--- Begin DATA LISTING ---
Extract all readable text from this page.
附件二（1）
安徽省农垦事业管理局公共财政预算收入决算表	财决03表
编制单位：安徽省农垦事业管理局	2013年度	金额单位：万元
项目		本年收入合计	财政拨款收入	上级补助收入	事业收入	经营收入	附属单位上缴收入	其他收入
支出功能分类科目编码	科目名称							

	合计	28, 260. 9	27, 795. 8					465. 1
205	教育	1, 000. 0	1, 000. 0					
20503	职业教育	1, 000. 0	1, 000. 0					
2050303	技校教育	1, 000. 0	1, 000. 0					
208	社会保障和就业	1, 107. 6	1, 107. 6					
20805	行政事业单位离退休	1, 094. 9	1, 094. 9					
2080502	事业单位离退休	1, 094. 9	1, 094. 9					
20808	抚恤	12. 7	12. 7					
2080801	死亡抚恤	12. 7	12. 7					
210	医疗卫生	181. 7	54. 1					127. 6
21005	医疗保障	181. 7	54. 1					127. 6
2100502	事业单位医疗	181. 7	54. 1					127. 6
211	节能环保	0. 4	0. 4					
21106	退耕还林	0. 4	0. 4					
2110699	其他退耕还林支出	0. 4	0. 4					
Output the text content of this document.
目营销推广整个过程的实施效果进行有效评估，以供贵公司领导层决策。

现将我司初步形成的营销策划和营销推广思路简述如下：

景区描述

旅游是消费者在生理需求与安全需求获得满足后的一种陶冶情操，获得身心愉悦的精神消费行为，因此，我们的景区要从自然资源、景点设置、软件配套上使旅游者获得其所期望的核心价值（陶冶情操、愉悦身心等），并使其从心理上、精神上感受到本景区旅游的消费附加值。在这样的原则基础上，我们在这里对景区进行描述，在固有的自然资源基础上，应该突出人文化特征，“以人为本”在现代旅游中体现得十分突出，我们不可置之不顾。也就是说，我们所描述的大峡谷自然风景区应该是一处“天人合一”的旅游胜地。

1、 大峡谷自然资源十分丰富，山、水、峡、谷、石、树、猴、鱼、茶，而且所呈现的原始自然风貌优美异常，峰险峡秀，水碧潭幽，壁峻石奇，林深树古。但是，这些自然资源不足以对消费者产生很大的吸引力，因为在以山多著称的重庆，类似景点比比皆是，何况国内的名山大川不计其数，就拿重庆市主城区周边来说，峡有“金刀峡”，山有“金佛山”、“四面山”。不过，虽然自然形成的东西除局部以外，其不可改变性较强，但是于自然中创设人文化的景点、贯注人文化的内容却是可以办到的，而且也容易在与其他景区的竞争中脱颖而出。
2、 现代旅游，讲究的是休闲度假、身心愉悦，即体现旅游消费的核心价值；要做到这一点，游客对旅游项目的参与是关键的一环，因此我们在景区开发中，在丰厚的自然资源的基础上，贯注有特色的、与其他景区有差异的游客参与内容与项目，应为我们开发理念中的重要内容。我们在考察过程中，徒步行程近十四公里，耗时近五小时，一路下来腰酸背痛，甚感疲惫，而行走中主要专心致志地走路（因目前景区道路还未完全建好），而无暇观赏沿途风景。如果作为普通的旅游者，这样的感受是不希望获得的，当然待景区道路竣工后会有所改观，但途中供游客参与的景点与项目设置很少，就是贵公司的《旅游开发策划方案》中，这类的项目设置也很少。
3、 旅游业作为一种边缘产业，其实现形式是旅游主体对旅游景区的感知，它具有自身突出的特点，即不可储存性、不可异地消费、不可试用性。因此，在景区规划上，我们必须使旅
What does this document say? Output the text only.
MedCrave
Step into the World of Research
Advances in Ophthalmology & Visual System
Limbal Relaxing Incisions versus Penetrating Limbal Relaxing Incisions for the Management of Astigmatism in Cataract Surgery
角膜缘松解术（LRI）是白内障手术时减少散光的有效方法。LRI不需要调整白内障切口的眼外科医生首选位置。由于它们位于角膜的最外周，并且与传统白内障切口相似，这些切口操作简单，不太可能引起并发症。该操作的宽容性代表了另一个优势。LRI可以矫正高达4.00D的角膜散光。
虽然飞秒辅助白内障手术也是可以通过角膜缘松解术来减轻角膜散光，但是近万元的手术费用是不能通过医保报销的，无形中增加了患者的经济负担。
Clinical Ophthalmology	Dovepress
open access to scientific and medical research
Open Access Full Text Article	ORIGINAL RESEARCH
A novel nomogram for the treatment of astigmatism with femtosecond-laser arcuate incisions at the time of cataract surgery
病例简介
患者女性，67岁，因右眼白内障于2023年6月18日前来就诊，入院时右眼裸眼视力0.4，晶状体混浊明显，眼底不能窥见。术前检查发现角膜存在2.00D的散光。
--- End DATA LISTING ---
▶ WHAT YOU WILL DO: All of the lines above need to be given again exactly.

▶ ANSWER TO THIS TASK:
Extract all readable text from this page.
附件二（1）
安徽省农垦事业管理局公共财政预算收入决算表	财决03表
编制单位：安徽省农垦事业管理局	2013年度	金额单位：万元
项目		本年收入合计	财政拨款收入	上级补助收入	事业收入	经营收入	附属单位上缴收入	其他收入
支出功能分类科目编码	科目名称							

	合计	28, 260. 9	27, 795. 8					465. 1
205	教育	1, 000. 0	1, 000. 0					
20503	职业教育	1, 000. 0	1, 000. 0					
2050303	技校教育	1, 000. 0	1, 000. 0					
208	社会保障和就业	1, 107. 6	1, 107. 6					
20805	行政事业单位离退休	1, 094. 9	1, 094. 9					
2080502	事业单位离退休	1, 094. 9	1, 094. 9					
20808	抚恤	12. 7	12. 7					
2080801	死亡抚恤	12. 7	12. 7					
210	医疗卫生	181. 7	54. 1					127. 6
21005	医疗保障	181. 7	54. 1					127. 6
2100502	事业单位医疗	181. 7	54. 1					127. 6
211	节能环保	0. 4	0. 4					
21106	退耕还林	0. 4	0. 4					
2110699	其他退耕还林支出	0. 4	0. 4					
Output the text content of this document.
目营销推广整个过程的实施效果进行有效评估，以供贵公司领导层决策。

现将我司初步形成的营销策划和营销推广思路简述如下：

景区描述

旅游是消费者在生理需求与安全需求获得满足后的一种陶冶情操，获得身心愉悦的精神消费行为，因此，我们的景区要从自然资源、景点设置、软件配套上使旅游者获得其所期望的核心价值（陶冶情操、愉悦身心等），并使其从心理上、精神上感受到本景区旅游的消费附加值。在这样的原则基础上，我们在这里对景区进行描述，在固有的自然资源基础上，应该突出人文化特征，“以人为本”在现代旅游中体现得十分突出，我们不可置之不顾。也就是说，我们所描述的大峡谷自然风景区应该是一处“天人合一”的旅游胜地。

1、 大峡谷自然资源十分丰富，山、水、峡、谷、石、树、猴、鱼、茶，而且所呈现的原始自然风貌优美异常，峰险峡秀，水碧潭幽，壁峻石奇，林深树古。但是，这些自然资源不足以对消费者产生很大的吸引力，因为在以山多著称的重庆，类似景点比比皆是，何况国内的名山大川不计其数，就拿重庆市主城区周边来说，峡有“金刀峡”，山有“金佛山”、“四面山”。不过，虽然自然形成的东西除局部以外，其不可改变性较强，但是于自然中创设人文化的景点、贯注人文化的内容却是可以办到的，而且也容易在与其他景区的竞争中脱颖而出。
2、 现代旅游，讲究的是休闲度假、身心愉悦，即体现旅游消费的核心价值；要做到这一点，游客对旅游项目的参与是关键的一环，因此我们在景区开发中，在丰厚的自然资源的基础上，贯注有特色的、与其他景区有差异的游客参与内容与项目，应为我们开发理念中的重要内容。我们在考察过程中，徒步行程近十四公里，耗时近五小时，一路下来腰酸背痛，甚感疲惫，而行走中主要专心致志地走路（因目前景区道路还未完全建好），而无暇观赏沿途风景。如果作为普通的旅游者，这样的感受是不希望获得的，当然待景区道路竣工后会有所改观，但途中供游客参与的景点与项目设置很少，就是贵公司的《旅游开发策划方案》中，这类的项目设置也很少。
3、 旅游业作为一种边缘产业，其实现形式是旅游主体对旅游景区的感知，它具有自身突出的特点，即不可储存性、不可异地消费、不可试用性。因此，在景区规划上，我们必须使旅
What does this document say? Output the text only.
MedCrave
Step into the World of Research
Advances in Ophthalmology & Visual System
Limbal Relaxing Incisions versus Penetrating Limbal Relaxing Incisions for the Management of Astigmatism in Cataract Surgery
角膜缘松解术（LRI）是白内障手术时减少散光的有效方法。LRI不需要调整白内障切口的眼外科医生首选位置。由于它们位于角膜的最外周，并且与传统白内障切口相似，这些切口操作简单，不太可能引起并发症。该操作的宽容性代表了另一个优势。LRI可以矫正高达4.00D的角膜散光。
虽然飞秒辅助白内障手术也是可以通过角膜缘松解术来减轻角膜散光，但是近万元的手术费用是不能通过医保报销的，无形中增加了患者的经济负担。
Clinical Ophthalmology	Dovepress
open access to scientific and medical research
Open Access Full Text Article	ORIGINAL RESEARCH
A novel nomogram for the treatment of astigmatism with femtosecond-laser arcuate incisions at the time of cataract surgery
病例简介
患者女性，67岁，因右眼白内障于2023年6月18日前来就诊，入院时右眼裸眼视力0.4，晶状体混浊明显，眼底不能窥见。术前检查发现角膜存在2.00D的散光。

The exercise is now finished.